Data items
§ §

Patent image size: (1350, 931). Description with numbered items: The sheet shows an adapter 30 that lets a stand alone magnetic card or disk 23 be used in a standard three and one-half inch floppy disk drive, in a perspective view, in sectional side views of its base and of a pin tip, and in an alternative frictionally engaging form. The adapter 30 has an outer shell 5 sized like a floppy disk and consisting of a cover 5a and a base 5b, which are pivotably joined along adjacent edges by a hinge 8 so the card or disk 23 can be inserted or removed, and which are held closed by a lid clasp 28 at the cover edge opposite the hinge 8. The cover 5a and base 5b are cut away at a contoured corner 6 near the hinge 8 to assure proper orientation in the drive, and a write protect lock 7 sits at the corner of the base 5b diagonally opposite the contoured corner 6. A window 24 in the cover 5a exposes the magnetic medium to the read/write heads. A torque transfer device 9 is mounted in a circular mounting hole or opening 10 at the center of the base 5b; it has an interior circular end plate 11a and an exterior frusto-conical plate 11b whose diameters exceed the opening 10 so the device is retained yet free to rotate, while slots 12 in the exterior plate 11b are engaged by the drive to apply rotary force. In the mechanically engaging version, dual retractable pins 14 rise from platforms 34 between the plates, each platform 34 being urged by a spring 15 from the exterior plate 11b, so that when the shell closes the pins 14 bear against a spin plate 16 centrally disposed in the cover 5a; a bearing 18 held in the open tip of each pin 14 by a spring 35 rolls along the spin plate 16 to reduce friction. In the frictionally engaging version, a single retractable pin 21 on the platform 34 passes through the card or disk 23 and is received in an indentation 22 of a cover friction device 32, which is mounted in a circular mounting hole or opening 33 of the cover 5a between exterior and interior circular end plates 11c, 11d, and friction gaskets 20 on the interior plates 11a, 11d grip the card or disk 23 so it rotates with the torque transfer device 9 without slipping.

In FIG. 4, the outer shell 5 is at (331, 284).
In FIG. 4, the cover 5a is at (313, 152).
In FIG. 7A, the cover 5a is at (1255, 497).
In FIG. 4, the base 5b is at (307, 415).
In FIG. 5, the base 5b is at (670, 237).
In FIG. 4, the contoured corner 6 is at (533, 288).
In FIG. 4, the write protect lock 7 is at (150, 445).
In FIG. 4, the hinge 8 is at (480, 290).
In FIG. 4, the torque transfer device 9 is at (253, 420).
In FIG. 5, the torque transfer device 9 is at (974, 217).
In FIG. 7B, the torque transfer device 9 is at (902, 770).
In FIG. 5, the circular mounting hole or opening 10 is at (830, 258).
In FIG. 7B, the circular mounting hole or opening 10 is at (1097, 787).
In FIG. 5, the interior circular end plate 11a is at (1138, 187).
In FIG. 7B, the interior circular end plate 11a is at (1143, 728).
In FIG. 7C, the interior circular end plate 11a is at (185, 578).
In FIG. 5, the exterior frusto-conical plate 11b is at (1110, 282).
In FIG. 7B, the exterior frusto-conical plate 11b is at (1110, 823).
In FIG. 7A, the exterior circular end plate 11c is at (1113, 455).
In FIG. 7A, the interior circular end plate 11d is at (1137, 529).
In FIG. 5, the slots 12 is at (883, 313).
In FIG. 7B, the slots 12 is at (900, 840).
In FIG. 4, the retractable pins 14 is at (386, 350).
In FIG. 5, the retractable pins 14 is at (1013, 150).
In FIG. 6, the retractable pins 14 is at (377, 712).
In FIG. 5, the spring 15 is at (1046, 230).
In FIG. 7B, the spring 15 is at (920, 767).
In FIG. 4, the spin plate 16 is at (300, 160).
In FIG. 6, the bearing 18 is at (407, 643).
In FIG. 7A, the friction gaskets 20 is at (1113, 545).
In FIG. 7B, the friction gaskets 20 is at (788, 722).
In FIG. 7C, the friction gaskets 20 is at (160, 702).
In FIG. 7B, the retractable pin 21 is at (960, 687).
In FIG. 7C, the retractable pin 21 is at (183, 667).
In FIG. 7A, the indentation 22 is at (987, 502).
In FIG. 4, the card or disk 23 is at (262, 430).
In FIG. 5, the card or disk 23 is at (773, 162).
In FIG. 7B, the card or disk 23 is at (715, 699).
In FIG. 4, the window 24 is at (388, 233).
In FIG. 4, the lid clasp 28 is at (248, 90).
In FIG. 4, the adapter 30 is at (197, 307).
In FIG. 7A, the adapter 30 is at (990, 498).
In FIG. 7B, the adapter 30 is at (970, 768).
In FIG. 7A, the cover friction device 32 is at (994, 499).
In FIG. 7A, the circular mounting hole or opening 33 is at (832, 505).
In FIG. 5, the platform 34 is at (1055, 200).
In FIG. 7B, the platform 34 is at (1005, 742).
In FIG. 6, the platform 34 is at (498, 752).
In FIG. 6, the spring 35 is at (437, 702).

§ §

Reproduce each of the data items above verbatim, keeping every line as it stands.

• _Response_
Patent image size: (1350, 931). Description with numbered items: The sheet shows an adapter 30 that lets a stand alone magnetic card or disk 23 be used in a standard three and one-half inch floppy disk drive, in a perspective view, in sectional side views of its base and of a pin tip, and in an alternative frictionally engaging form. The adapter 30 has an outer shell 5 sized like a floppy disk and consisting of a cover 5a and a base 5b, which are pivotably joined along adjacent edges by a hinge 8 so the card or disk 23 can be inserted or removed, and which are held closed by a lid clasp 28 at the cover edge opposite the hinge 8. The cover 5a and base 5b are cut away at a contoured corner 6 near the hinge 8 to assure proper orientation in the drive, and a write protect lock 7 sits at the corner of the base 5b diagonally opposite the contoured corner 6. A window 24 in the cover 5a exposes the magnetic medium to the read/write heads. A torque transfer device 9 is mounted in a circular mounting hole or opening 10 at the center of the base 5b; it has an interior circular end plate 11a and an exterior frusto-conical plate 11b whose diameters exceed the opening 10 so the device is retained yet free to rotate, while slots 12 in the exterior plate 11b are engaged by the drive to apply rotary force. In the mechanically engaging version, dual retractable pins 14 rise from platforms 34 between the plates, each platform 34 being urged by a spring 15 from the exterior plate 11b, so that when the shell closes the pins 14 bear against a spin plate 16 centrally disposed in the cover 5a; a bearing 18 held in the open tip of each pin 14 by a spring 35 rolls along the spin plate 16 to reduce friction. In the frictionally engaging version, a single retractable pin 21 on the platform 34 passes through the card or disk 23 and is received in an indentation 22 of a cover friction device 32, which is mounted in a circular mounting hole or opening 33 of the cover 5a between exterior and interior circular end plates 11c, 11d, and friction gaskets 20 on the interior plates 11a, 11d grip the card or disk 23 so it rotates with the torque transfer device 9 without slipping.

In FIG. 4, the outer shell 5 is at (331, 284).
In FIG. 4, the cover 5a is at (313, 152).
In FIG. 7A, the cover 5a is at (1255, 497).
In FIG. 4, the base 5b is at (307, 415).
In FIG. 5, the base 5b is at (670, 237).
In FIG. 4, the contoured corner 6 is at (533, 288).
In FIG. 4, the write protect lock 7 is at (150, 445).
In FIG. 4, the hinge 8 is at (480, 290).
In FIG. 4, the torque transfer device 9 is at (253, 420).
In FIG. 5, the torque transfer device 9 is at (974, 217).
In FIG. 7B, the torque transfer device 9 is at (902, 770).
In FIG. 5, the circular mounting hole or opening 10 is at (830, 258).
In FIG. 7B, the circular mounting hole or opening 10 is at (1097, 787).
In FIG. 5, the interior circular end plate 11a is at (1138, 187).
In FIG. 7B, the interior circular end plate 11a is at (1143, 728).
In FIG. 7C, the interior circular end plate 11a is at (185, 578).
In FIG. 5, the exterior frusto-conical plate 11b is at (1110, 282).
In FIG. 7B, the exterior frusto-conical plate 11b is at (1110, 823).
In FIG. 7A, the exterior circular end plate 11c is at (1113, 455).
In FIG. 7A, the interior circular end plate 11d is at (1137, 529).
In FIG. 5, the slots 12 is at (883, 313).
In FIG. 7B, the slots 12 is at (900, 840).
In FIG. 4, the retractable pins 14 is at (386, 350).
In FIG. 5, the retractable pins 14 is at (1013, 150).
In FIG. 6, the retractable pins 14 is at (377, 712).
In FIG. 5, the spring 15 is at (1046, 230).
In FIG. 7B, the spring 15 is at (920, 767).
In FIG. 4, the spin plate 16 is at (300, 160).
In FIG. 6, the bearing 18 is at (407, 643).
In FIG. 7A, the friction gaskets 20 is at (1113, 545).
In FIG. 7B, the friction gaskets 20 is at (788, 722).
In FIG. 7C, the friction gaskets 20 is at (160, 702).
In FIG. 7B, the retractable pin 21 is at (960, 687).
In FIG. 7C, the retractable pin 21 is at (183, 667).
In FIG. 7A, the indentation 22 is at (987, 502).
In FIG. 4, the card or disk 23 is at (262, 430).
In FIG. 5, the card or disk 23 is at (773, 162).
In FIG. 7B, the card or disk 23 is at (715, 699).
In FIG. 4, the window 24 is at (388, 233).
In FIG. 4, the lid clasp 28 is at (248, 90).
In FIG. 4, the adapter 30 is at (197, 307).
In FIG. 7A, the adapter 30 is at (990, 498).
In FIG. 7B, the adapter 30 is at (970, 768).
In FIG. 7A, the cover friction device 32 is at (994, 499).
In FIG. 7A, the circular mounting hole or opening 33 is at (832, 505).
In FIG. 5, the platform 34 is at (1055, 200).
In FIG. 7B, the platform 34 is at (1005, 742).
In FIG. 6, the platform 34 is at (498, 752).
In FIG. 6, the spring 35 is at (437, 702).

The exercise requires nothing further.